▶ **Compito**
Quali tre opere cita l'articolo come casi rappresentativi di "tradimenti" di produzione e sceneggiatura puniti dal pubblico?

▶ **Articolo**
Purtroppo non posso garantire sull’equilibrio dei critici (sono tutti nerd frikkkettoni), ma concordo in larga parte con le loro argomentazioni: un assassino di vecchiette che indica qualcuno gridando “al ladro!” può benissimo avere ragione.

Gli USA sono un grande Paese che produce (ed è causa di) un sacco di merda, ma è anche il primo dove si formano gli anticorpi. Qui come al solito siamo in ritardo, ancora impegnati a trovare giustificazione alle mistificazioni. Lì se ne fregano, e vanno diritti al punto.

Il punto… sono tre. Collegati tra loro.

 

Il primo punto debole – che è impossibile non cogliere subito – è l’implausibilità storico-culturale delle storie, figlia della smania di inclusione. Da un lato ciò scatena i desideri di vendetta di sparute nicchie di misogini, omofobi e razzisti, dall’altro le assai più ampie e altrettanto agguerrite schiere dei puristi. Per questi ultimi l’inclusività forzata è un problema non ideologico bensì strumentale, che snatura lo spirito delle opere (il cosiddetto “canone”). Tre casi rappresentativi sono per esempio Willow, The Witcher e Gli anelli del potere, ove i “tradimenti” di produzione e sceneggiatura sono stati pesantemente puniti dall’audience. E qui – lo ripeto – non si tratta di gente che odia per princìpio determinate categorie, bensì dei supernerd che conoscono i 114 nomi di Aragorn in tutte le lingue della Terra di Mezzo o quanti capelli ha in testa Geralt di Rivia. Tipi che se gli sposti un ciondolo dal braccio destro al sinistro si incazzano di brutto, figurarsi se gli presenti un elfo nero. Si chiama rispetto del “source material”.

 

Il secondo punto debole è ‘sta storia delle eroine-a-tutti-i-costi. L’onda del metoo ha prodotto caratterizzazioni femminile antipatiche, arroganti, onnipotenti, il cui intento dovrebbevorrebbe essere un riscatto virtuale alla vita reale e forse – ma ho qualche dubbio – un modello da imitare. Il dubbio ce l’ho perché se presenti un modello stronzo, egotico e invincibile, non credo possa servire da ispirazione per le deboli, sottomesse e vessate. Che fanno, il giorno dopo il film si iscrivono in palestra e a tiro a segno? Servirebbe qualcosa “più a portata” (tipo la Emily Blunt di A Quiet Place e non la Emily Blunt di Edge of Tomorrow).

▶ **Dati forniti**
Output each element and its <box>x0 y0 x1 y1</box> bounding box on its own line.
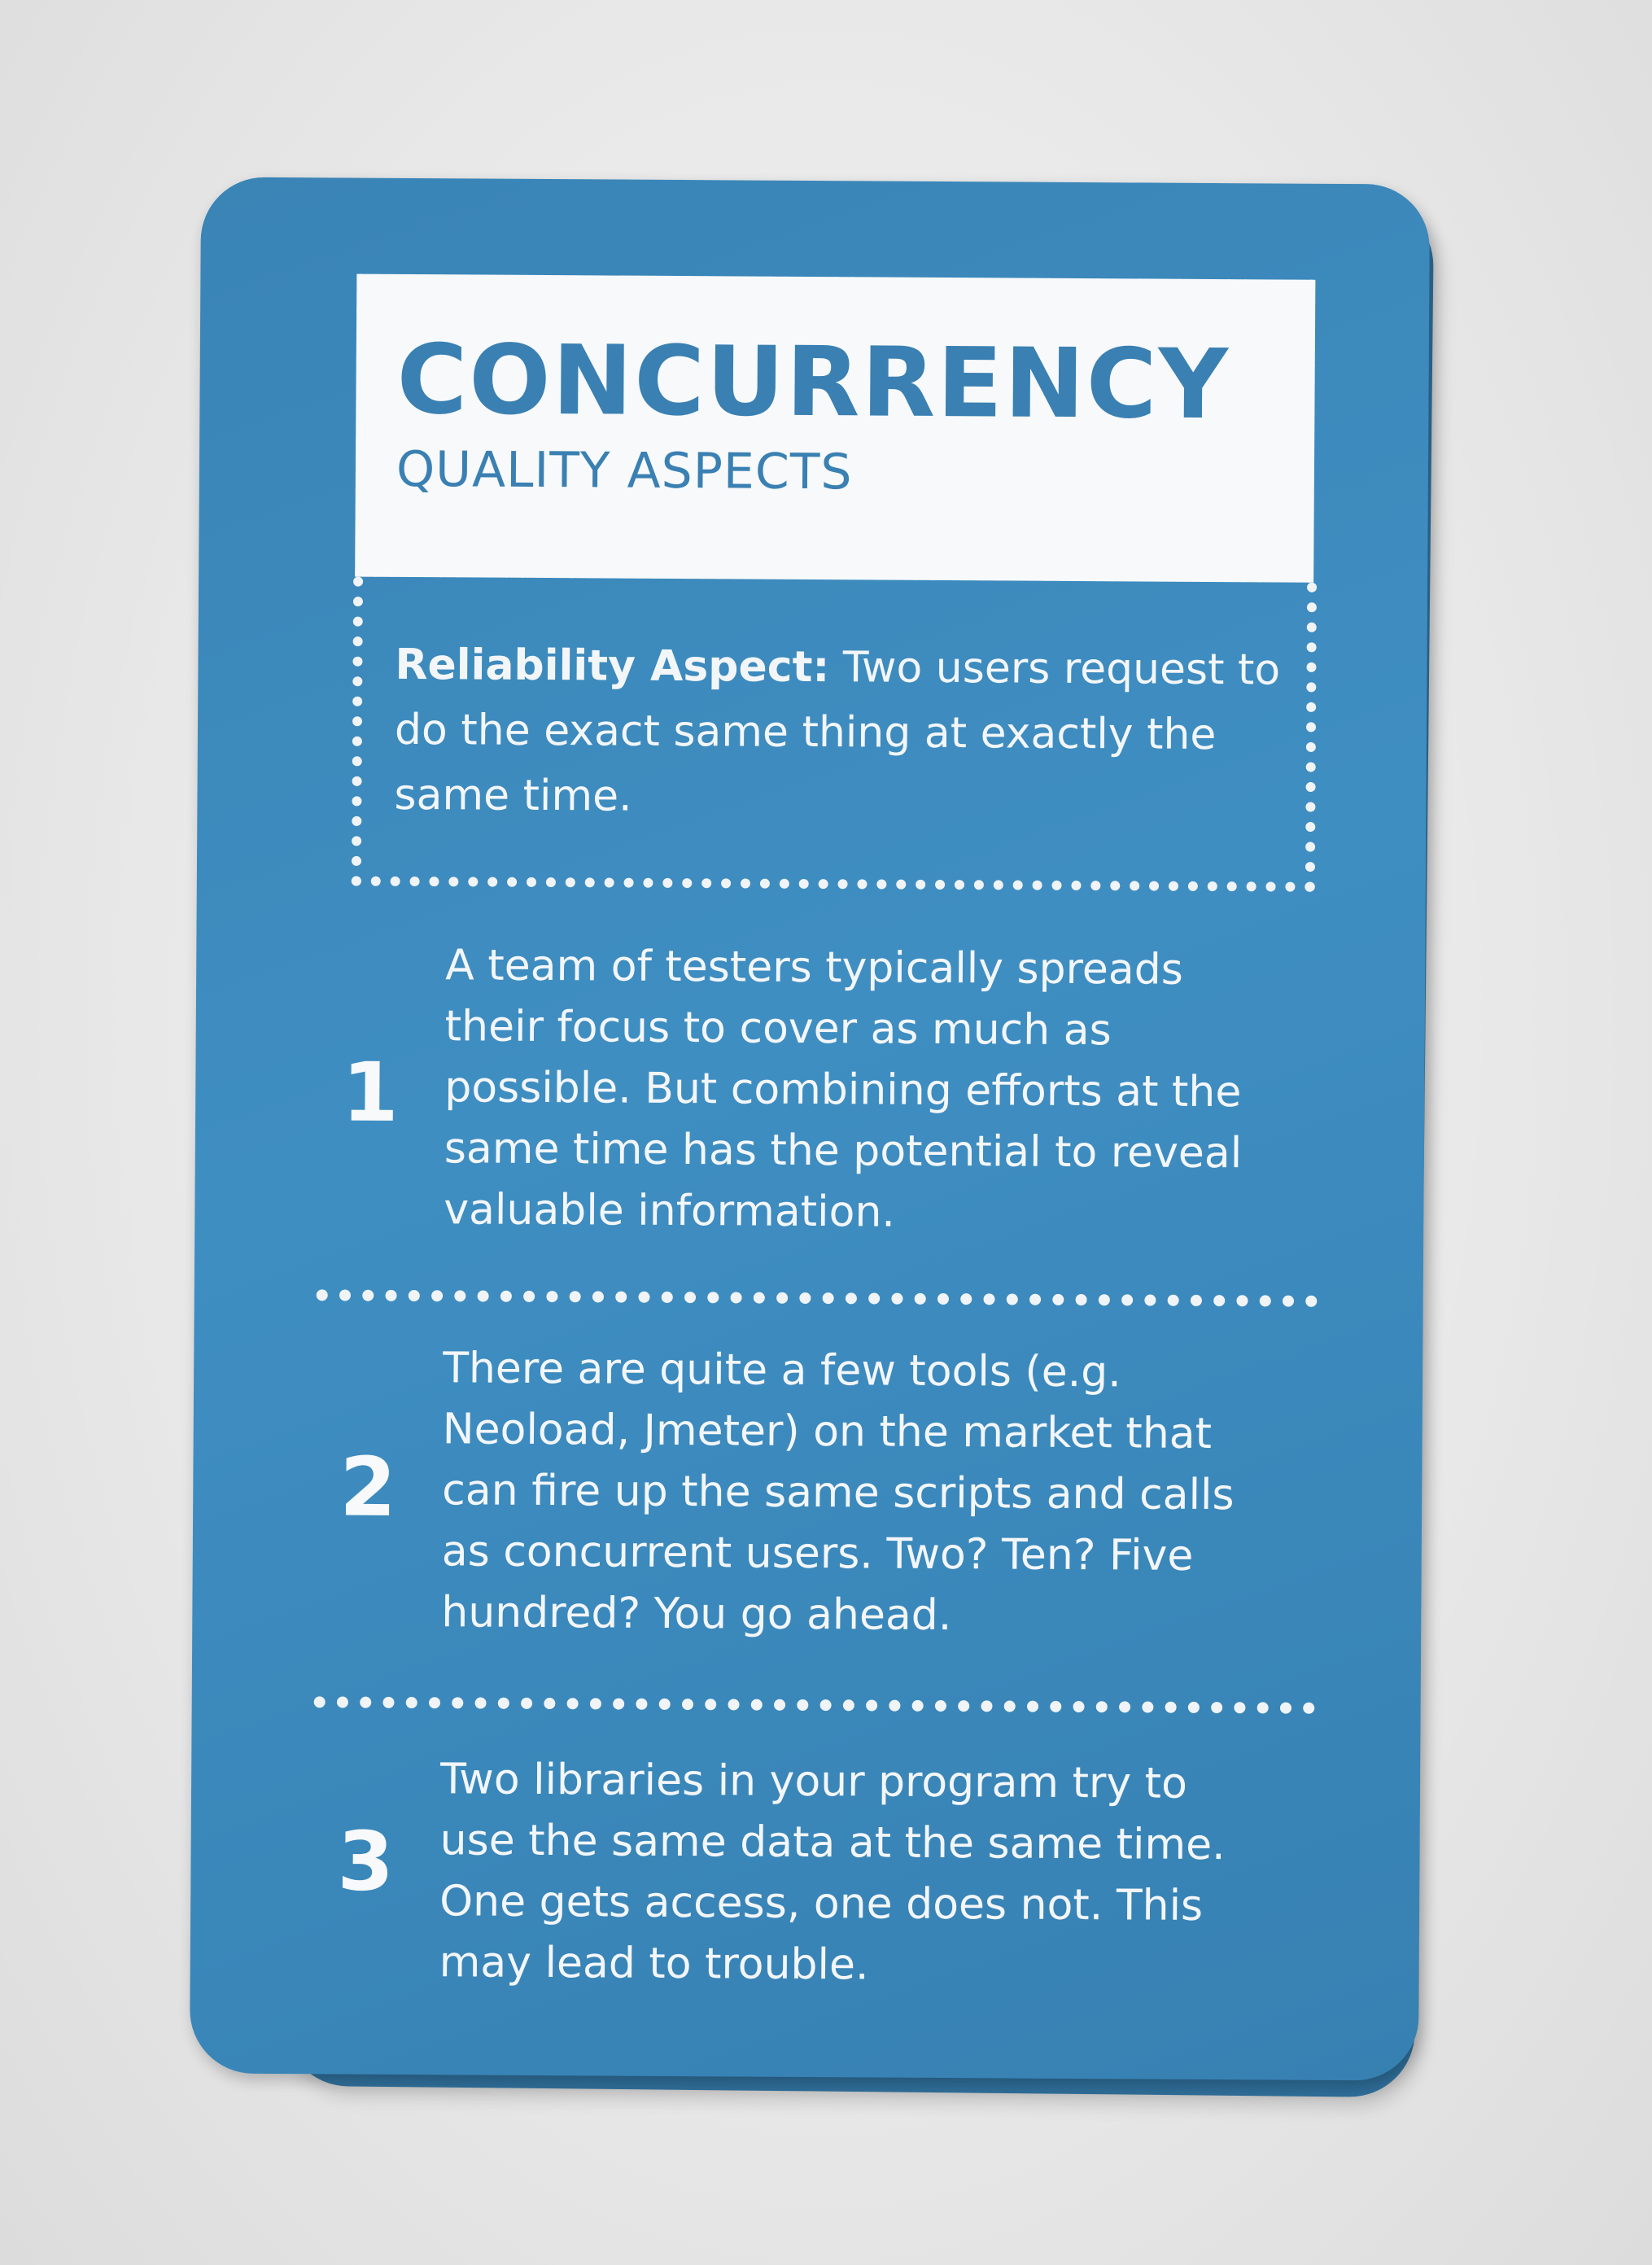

▶ **Risposta**
Willow, The Witcher e Gli anelli del potere.